_PROBLEM DESCRIPTION_
Locate each line in the records containing "缠论中枢点". Copy it.

#### RECORDS FOR THIS EXERCISE ####

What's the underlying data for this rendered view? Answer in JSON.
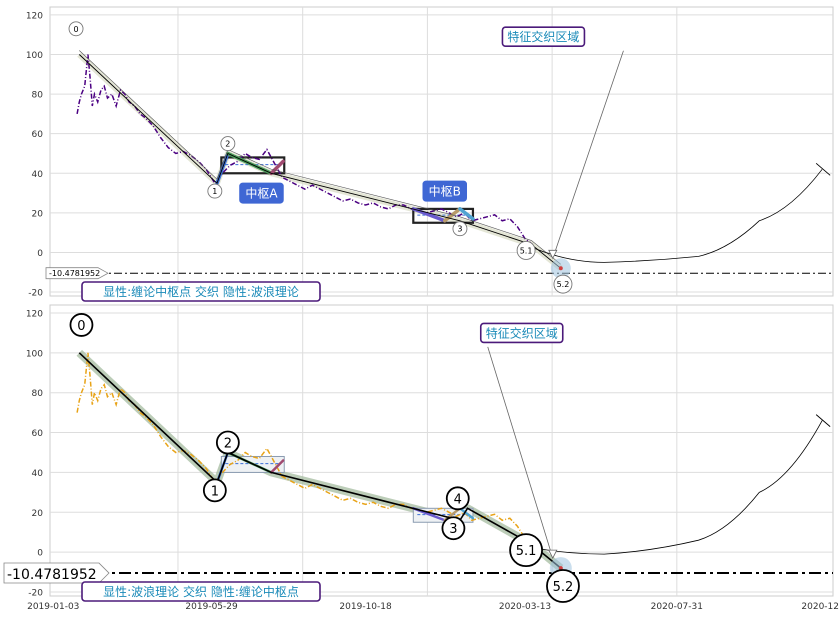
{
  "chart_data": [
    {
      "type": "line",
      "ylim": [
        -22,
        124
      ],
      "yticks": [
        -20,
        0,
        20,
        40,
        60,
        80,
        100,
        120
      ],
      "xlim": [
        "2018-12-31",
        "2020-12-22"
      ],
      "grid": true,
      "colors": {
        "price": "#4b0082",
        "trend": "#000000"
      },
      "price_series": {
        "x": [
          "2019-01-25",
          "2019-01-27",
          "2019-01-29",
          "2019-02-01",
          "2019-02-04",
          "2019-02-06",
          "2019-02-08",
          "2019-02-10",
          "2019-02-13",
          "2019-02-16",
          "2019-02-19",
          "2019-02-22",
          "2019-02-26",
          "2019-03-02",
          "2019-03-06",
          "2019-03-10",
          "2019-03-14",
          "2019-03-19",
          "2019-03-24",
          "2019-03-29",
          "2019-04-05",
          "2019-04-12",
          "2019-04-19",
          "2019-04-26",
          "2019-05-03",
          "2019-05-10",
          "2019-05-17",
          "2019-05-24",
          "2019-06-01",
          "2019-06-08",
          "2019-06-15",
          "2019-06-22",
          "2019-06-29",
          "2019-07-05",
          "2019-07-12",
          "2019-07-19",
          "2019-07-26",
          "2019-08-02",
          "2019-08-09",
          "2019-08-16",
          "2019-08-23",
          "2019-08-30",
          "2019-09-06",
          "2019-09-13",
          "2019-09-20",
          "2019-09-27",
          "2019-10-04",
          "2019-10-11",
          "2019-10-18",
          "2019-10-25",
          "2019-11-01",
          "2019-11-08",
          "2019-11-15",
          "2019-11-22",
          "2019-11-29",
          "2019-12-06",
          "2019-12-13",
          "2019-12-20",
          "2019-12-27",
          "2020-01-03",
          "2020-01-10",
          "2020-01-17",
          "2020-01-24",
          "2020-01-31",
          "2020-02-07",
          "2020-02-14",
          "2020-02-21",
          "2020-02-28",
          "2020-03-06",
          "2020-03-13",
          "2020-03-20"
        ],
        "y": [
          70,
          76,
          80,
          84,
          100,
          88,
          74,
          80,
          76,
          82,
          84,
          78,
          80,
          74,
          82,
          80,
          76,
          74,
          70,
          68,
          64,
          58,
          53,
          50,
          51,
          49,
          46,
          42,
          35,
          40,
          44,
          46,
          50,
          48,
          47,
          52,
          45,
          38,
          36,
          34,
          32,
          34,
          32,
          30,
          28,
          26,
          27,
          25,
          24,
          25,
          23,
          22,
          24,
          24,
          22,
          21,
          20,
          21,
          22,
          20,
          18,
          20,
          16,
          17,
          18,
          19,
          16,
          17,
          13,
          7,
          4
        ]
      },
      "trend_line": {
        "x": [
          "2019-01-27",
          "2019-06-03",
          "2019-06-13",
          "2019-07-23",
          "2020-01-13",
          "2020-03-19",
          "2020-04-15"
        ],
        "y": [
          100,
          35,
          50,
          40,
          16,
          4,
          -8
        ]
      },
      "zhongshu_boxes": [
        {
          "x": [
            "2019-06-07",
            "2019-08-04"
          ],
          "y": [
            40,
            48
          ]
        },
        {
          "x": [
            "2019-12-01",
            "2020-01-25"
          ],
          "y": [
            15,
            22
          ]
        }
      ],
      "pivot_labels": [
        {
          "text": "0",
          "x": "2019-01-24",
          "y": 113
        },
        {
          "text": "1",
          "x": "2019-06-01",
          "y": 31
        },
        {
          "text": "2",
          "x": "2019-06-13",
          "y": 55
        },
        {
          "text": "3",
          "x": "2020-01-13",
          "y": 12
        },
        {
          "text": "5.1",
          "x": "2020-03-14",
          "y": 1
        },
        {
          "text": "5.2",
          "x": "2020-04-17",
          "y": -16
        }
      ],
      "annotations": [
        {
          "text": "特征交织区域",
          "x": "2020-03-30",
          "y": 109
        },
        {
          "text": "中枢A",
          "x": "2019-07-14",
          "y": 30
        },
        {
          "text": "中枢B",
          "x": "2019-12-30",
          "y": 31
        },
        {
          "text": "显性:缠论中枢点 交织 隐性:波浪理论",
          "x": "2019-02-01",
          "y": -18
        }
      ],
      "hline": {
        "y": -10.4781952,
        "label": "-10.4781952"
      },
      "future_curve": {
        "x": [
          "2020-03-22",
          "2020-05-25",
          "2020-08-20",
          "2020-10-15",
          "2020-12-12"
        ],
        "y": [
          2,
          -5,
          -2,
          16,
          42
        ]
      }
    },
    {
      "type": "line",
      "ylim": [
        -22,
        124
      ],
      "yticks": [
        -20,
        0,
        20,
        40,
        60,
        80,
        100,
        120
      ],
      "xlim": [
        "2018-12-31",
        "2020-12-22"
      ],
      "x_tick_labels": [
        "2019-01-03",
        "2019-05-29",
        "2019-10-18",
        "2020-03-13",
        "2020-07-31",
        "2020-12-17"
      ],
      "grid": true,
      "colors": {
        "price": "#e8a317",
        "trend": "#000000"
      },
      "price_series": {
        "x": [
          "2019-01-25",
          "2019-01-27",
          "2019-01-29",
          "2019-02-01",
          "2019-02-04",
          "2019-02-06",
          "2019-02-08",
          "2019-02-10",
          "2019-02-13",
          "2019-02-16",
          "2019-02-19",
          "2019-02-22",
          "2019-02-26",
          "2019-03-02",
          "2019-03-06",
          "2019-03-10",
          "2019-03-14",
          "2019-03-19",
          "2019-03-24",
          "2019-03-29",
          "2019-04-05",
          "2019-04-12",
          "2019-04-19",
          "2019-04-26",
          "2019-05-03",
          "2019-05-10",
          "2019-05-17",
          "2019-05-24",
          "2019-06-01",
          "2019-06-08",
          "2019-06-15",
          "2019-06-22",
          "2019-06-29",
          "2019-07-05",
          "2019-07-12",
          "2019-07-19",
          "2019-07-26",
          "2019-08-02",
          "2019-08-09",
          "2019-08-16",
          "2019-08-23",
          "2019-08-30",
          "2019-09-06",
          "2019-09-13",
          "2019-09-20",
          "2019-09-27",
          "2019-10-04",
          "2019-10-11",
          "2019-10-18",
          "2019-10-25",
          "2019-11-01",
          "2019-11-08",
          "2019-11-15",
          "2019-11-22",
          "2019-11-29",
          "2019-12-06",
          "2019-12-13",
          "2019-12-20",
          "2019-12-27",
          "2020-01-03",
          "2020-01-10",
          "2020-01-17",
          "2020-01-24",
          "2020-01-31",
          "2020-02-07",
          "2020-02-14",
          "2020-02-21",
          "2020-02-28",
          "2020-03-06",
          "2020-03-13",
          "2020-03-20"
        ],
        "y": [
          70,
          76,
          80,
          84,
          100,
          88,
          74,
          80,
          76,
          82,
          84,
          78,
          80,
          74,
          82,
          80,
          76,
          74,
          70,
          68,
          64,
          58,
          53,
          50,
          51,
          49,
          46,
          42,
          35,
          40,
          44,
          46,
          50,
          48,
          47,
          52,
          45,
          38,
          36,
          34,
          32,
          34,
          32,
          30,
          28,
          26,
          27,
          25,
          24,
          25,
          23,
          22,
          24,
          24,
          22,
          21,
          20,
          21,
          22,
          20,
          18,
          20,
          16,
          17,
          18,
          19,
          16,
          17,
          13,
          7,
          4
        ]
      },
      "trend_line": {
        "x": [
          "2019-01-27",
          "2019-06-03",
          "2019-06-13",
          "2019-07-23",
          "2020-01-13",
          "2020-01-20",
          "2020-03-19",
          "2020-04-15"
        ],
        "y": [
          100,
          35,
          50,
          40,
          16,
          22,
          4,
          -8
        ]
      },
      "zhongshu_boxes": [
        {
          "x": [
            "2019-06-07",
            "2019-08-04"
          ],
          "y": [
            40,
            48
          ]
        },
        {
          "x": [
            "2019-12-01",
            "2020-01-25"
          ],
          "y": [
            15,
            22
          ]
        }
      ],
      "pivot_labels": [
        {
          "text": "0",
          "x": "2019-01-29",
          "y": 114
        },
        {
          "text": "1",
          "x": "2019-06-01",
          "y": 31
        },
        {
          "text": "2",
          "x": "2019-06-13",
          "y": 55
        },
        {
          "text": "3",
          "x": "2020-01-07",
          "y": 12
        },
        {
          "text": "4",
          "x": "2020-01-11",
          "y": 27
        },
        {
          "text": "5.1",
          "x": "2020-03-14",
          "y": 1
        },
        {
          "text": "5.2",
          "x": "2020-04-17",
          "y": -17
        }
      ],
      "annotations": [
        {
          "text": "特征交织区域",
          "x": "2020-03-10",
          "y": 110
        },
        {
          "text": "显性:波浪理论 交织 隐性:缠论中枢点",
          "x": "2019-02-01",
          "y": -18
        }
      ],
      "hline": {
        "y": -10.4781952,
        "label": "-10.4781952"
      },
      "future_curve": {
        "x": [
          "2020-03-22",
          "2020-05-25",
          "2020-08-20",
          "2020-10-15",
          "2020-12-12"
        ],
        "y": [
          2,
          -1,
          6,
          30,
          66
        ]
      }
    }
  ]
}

####

_ANSWER BELOW_
          "text": "显性:缠论中枢点 交织 隐性:波浪理论",
          "text": "显性:波浪理论 交织 隐性:缠论中枢点",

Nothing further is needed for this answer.